Make an exact copy of each entry, leaving out every picture.
— begin Input —
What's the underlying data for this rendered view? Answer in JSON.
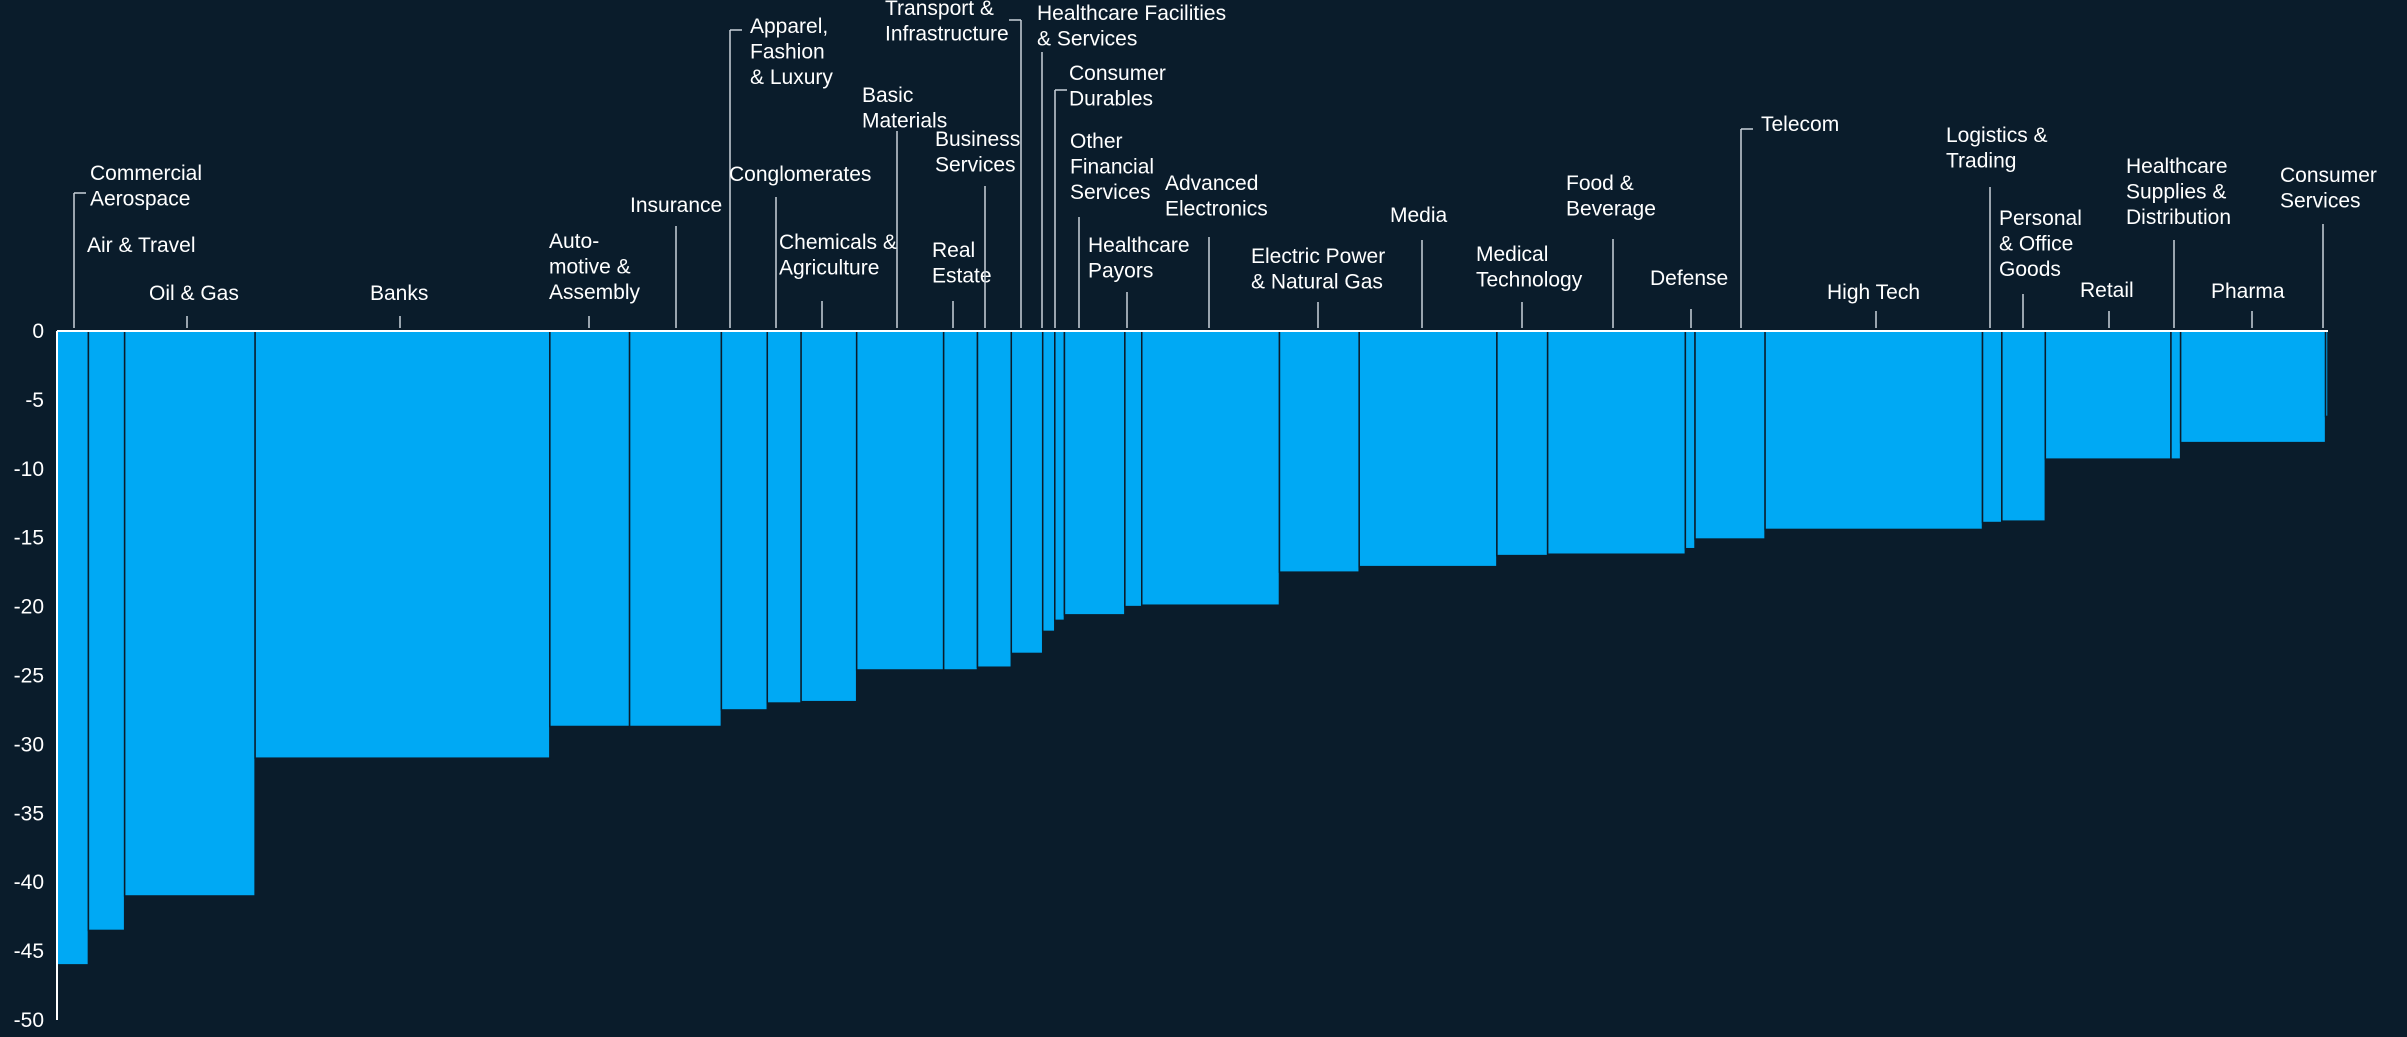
{
  "colors": {
    "background": "#0a1c2b",
    "bar": "#00a9f4",
    "bar_edge": "#0a1c2b",
    "text": "#ffffff",
    "axis": "#ffffff",
    "leader": "#c9d2da"
  },
  "chart_data": {
    "type": "bar",
    "variant": "variable-width (marimekko)",
    "title": "",
    "xlabel": "",
    "ylabel": "",
    "ylim": [
      -50,
      0
    ],
    "yticks": [
      "0",
      "-5",
      "-10",
      "-15",
      "-20",
      "-25",
      "-30",
      "-35",
      "-40",
      "-45",
      "-50"
    ],
    "grid": false,
    "legend": "none",
    "categories": [
      "Commercial\nAerospace",
      "Air & Travel",
      "Oil & Gas",
      "Banks",
      "Auto-\nmotive &\nAssembly",
      "Insurance",
      "Apparel,\nFashion\n& Luxury",
      "Conglomerates",
      "Chemicals &\nAgriculture",
      "Basic\nMaterials",
      "Real\nEstate",
      "Business\nServices",
      "Transport &\nInfrastructure",
      "Healthcare Facilities\n& Services",
      "Consumer\nDurables",
      "Other\nFinancial\nServices",
      "Healthcare\nPayors",
      "Advanced\nElectronics",
      "Electric Power\n& Natural Gas",
      "Media",
      "Medical\nTechnology",
      "Food &\nBeverage",
      "Defense",
      "Telecom",
      "High Tech",
      "Logistics &\nTrading",
      "Personal\n& Office\nGoods",
      "Retail",
      "Healthcare\nSupplies &\nDistribution",
      "Pharma",
      "Consumer\nServices"
    ],
    "values": [
      -46.0,
      -43.5,
      -41.0,
      -31.0,
      -28.7,
      -28.7,
      -27.5,
      -27.0,
      -26.9,
      -24.6,
      -24.6,
      -24.4,
      -23.4,
      -21.8,
      -21.0,
      -20.6,
      -20.0,
      -19.9,
      -17.5,
      -17.1,
      -16.3,
      -16.2,
      -15.8,
      -15.1,
      -14.4,
      -13.9,
      -13.8,
      -9.3,
      -9.3,
      -8.1,
      -6.2
    ],
    "widths": [
      1.3,
      1.5,
      5.4,
      12.2,
      3.3,
      3.8,
      1.9,
      1.4,
      2.3,
      3.6,
      1.4,
      1.4,
      1.3,
      0.5,
      0.4,
      2.5,
      0.7,
      5.7,
      3.3,
      5.7,
      2.1,
      5.7,
      0.4,
      2.9,
      9.0,
      0.8,
      1.8,
      5.2,
      0.4,
      6.0,
      0.1
    ]
  }
}
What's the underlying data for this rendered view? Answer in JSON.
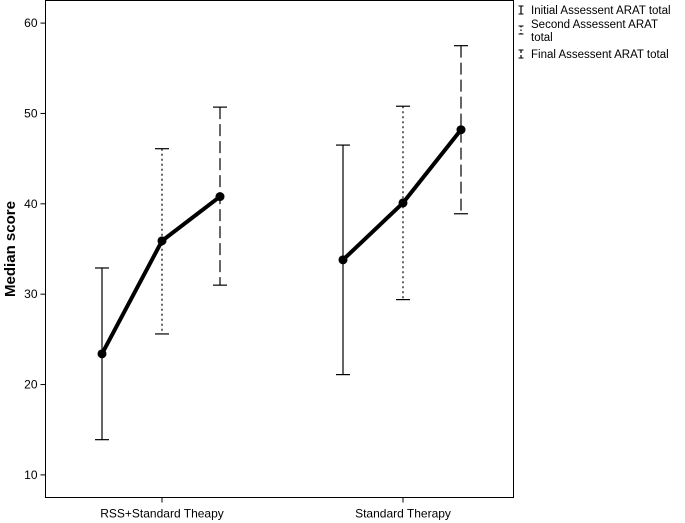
{
  "chart_data": {
    "type": "line",
    "title": "",
    "xlabel": "",
    "ylabel": "Median score",
    "ylim": [
      7.5,
      62.5
    ],
    "yticks": [
      10,
      20,
      30,
      40,
      50,
      60
    ],
    "grid": false,
    "legend_position": "right",
    "categories": [
      "RSS+Standard Theapy",
      "Standard Therapy"
    ],
    "series": [
      {
        "name": "Initial Assessent ARAT total",
        "line_style": "solid",
        "median": [
          23.4,
          33.8
        ],
        "lower": [
          13.9,
          21.1
        ],
        "upper": [
          32.9,
          46.5
        ]
      },
      {
        "name": "Second Assessent ARAT total",
        "line_style": "dotted",
        "median": [
          35.9,
          40.1
        ],
        "lower": [
          25.6,
          29.4
        ],
        "upper": [
          46.1,
          50.8
        ]
      },
      {
        "name": "Final Assessent ARAT total",
        "line_style": "dashed",
        "median": [
          40.8,
          48.2
        ],
        "lower": [
          31.0,
          38.9
        ],
        "upper": [
          50.7,
          57.5
        ]
      }
    ]
  }
}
— end Input —
- **Answer**
What's the underlying data for this rendered view? Answer in JSON.
{
  "colors": {
    "background": "#0a1c2b",
    "bar": "#00a9f4",
    "bar_edge": "#0a1c2b",
    "text": "#ffffff",
    "axis": "#ffffff",
    "leader": "#c9d2da"
  },
  "chart_data": {
    "type": "bar",
    "variant": "variable-width (marimekko)",
    "title": "",
    "xlabel": "",
    "ylabel": "",
    "ylim": [
      -50,
      0
    ],
    "yticks": [
      "0",
      "-5",
      "-10",
      "-15",
      "-20",
      "-25",
      "-30",
      "-35",
      "-40",
      "-45",
      "-50"
    ],
    "grid": false,
    "legend": "none",
    "categories": [
      "Commercial\nAerospace",
      "Air & Travel",
      "Oil & Gas",
      "Banks",
      "Auto-\nmotive &\nAssembly",
      "Insurance",
      "Apparel,\nFashion\n& Luxury",
      "Conglomerates",
      "Chemicals &\nAgriculture",
      "Basic\nMaterials",
      "Real\nEstate",
      "Business\nServices",
      "Transport &\nInfrastructure",
      "Healthcare Facilities\n& Services",
      "Consumer\nDurables",
      "Other\nFinancial\nServices",
      "Healthcare\nPayors",
      "Advanced\nElectronics",
      "Electric Power\n& Natural Gas",
      "Media",
      "Medical\nTechnology",
      "Food &\nBeverage",
      "Defense",
      "Telecom",
      "High Tech",
      "Logistics &\nTrading",
      "Personal\n& Office\nGoods",
      "Retail",
      "Healthcare\nSupplies &\nDistribution",
      "Pharma",
      "Consumer\nServices"
    ],
    "values": [
      -46.0,
      -43.5,
      -41.0,
      -31.0,
      -28.7,
      -28.7,
      -27.5,
      -27.0,
      -26.9,
      -24.6,
      -24.6,
      -24.4,
      -23.4,
      -21.8,
      -21.0,
      -20.6,
      -20.0,
      -19.9,
      -17.5,
      -17.1,
      -16.3,
      -16.2,
      -15.8,
      -15.1,
      -14.4,
      -13.9,
      -13.8,
      -9.3,
      -9.3,
      -8.1,
      -6.2
    ],
    "widths": [
      1.3,
      1.5,
      5.4,
      12.2,
      3.3,
      3.8,
      1.9,
      1.4,
      2.3,
      3.6,
      1.4,
      1.4,
      1.3,
      0.5,
      0.4,
      2.5,
      0.7,
      5.7,
      3.3,
      5.7,
      2.1,
      5.7,
      0.4,
      2.9,
      9.0,
      0.8,
      1.8,
      5.2,
      0.4,
      6.0,
      0.1
    ]
  }
}
What's the underlying data for this rendered view? Answer in JSON.
{
  "chart_data": {
    "type": "line",
    "title": "",
    "xlabel": "",
    "ylabel": "Median score",
    "ylim": [
      7.5,
      62.5
    ],
    "yticks": [
      10,
      20,
      30,
      40,
      50,
      60
    ],
    "grid": false,
    "legend_position": "right",
    "categories": [
      "RSS+Standard Theapy",
      "Standard Therapy"
    ],
    "series": [
      {
        "name": "Initial Assessent ARAT total",
        "line_style": "solid",
        "median": [
          23.4,
          33.8
        ],
        "lower": [
          13.9,
          21.1
        ],
        "upper": [
          32.9,
          46.5
        ]
      },
      {
        "name": "Second Assessent ARAT total",
        "line_style": "dotted",
        "median": [
          35.9,
          40.1
        ],
        "lower": [
          25.6,
          29.4
        ],
        "upper": [
          46.1,
          50.8
        ]
      },
      {
        "name": "Final Assessent ARAT total",
        "line_style": "dashed",
        "median": [
          40.8,
          48.2
        ],
        "lower": [
          31.0,
          38.9
        ],
        "upper": [
          50.7,
          57.5
        ]
      }
    ]
  }
}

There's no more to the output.